Extracted records
===

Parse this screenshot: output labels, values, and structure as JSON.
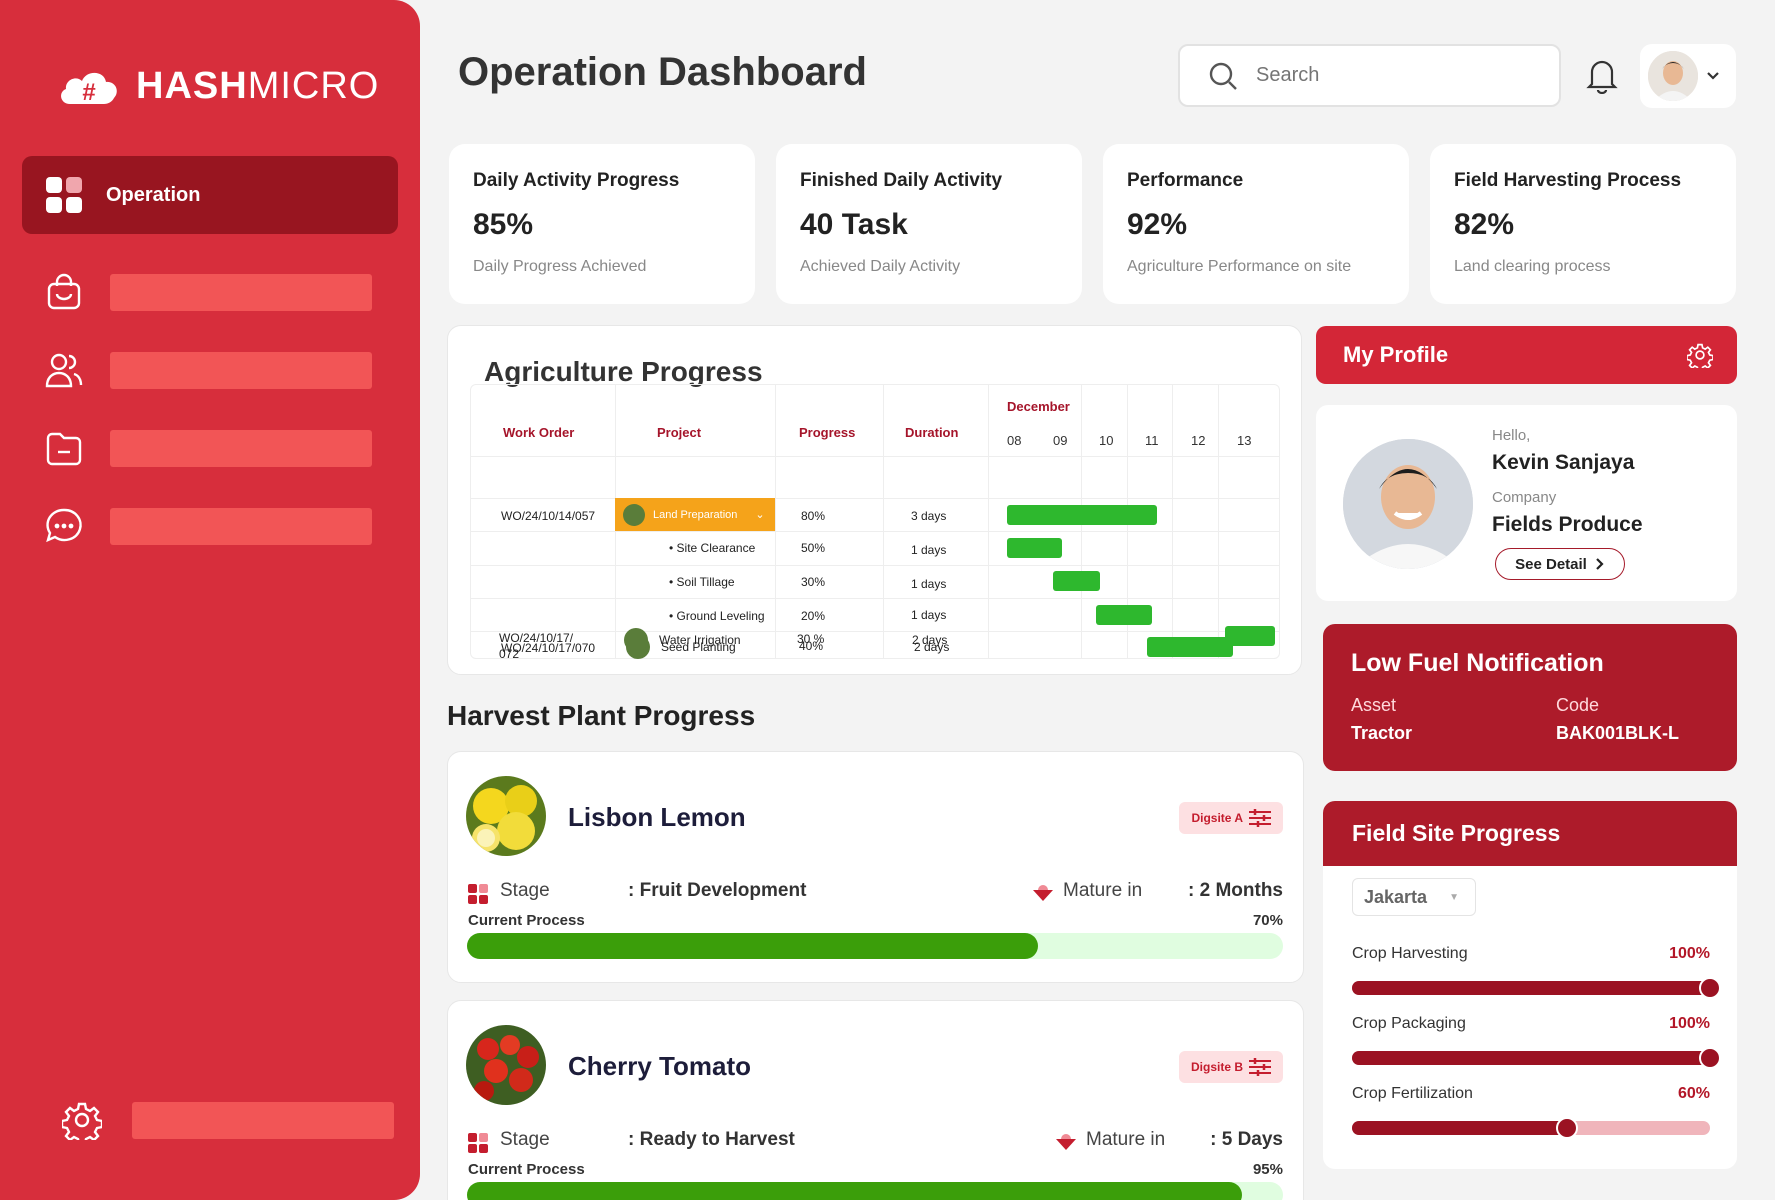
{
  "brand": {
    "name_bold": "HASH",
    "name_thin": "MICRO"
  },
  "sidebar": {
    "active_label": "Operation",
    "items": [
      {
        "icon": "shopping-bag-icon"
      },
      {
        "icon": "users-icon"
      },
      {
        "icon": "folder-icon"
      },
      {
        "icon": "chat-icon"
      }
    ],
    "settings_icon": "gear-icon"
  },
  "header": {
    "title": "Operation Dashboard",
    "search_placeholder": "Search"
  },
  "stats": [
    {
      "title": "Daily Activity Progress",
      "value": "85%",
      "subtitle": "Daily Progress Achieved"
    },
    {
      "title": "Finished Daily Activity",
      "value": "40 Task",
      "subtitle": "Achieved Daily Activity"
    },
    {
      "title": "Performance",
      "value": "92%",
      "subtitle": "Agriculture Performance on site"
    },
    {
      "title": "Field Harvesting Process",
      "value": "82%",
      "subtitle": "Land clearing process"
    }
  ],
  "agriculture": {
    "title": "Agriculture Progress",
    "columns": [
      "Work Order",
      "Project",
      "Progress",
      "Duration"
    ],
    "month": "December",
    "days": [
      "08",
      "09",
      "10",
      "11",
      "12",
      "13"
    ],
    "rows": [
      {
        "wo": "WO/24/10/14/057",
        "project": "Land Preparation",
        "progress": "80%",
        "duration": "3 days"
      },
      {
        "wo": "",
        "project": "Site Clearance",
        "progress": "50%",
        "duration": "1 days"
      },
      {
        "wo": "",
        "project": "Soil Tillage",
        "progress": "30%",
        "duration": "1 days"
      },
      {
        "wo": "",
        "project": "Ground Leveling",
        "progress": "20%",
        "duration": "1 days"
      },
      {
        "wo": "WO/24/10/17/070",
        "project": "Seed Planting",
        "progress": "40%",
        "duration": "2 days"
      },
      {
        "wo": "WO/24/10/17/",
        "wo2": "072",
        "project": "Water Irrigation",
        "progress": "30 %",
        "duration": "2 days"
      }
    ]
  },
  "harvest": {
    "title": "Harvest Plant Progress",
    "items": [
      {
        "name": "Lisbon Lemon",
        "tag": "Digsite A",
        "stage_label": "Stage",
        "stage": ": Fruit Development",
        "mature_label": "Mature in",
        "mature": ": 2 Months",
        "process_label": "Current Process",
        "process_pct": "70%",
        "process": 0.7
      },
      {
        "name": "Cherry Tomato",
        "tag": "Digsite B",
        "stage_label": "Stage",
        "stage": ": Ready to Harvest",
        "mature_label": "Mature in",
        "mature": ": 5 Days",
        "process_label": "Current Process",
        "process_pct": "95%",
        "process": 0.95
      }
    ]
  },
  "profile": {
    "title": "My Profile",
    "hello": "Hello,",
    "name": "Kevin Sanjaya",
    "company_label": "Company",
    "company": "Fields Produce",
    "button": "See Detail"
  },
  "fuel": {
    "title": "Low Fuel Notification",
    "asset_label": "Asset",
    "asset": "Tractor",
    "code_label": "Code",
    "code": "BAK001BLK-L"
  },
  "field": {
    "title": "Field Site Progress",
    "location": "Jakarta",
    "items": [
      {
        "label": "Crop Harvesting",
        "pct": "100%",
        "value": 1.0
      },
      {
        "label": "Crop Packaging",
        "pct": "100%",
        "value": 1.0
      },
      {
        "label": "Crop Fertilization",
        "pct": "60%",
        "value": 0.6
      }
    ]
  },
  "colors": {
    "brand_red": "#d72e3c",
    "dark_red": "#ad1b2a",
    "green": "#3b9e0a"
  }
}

===

Scan the records above and report how many lines include the word "Performance", without any other text.

WORKED SOLUTION:
2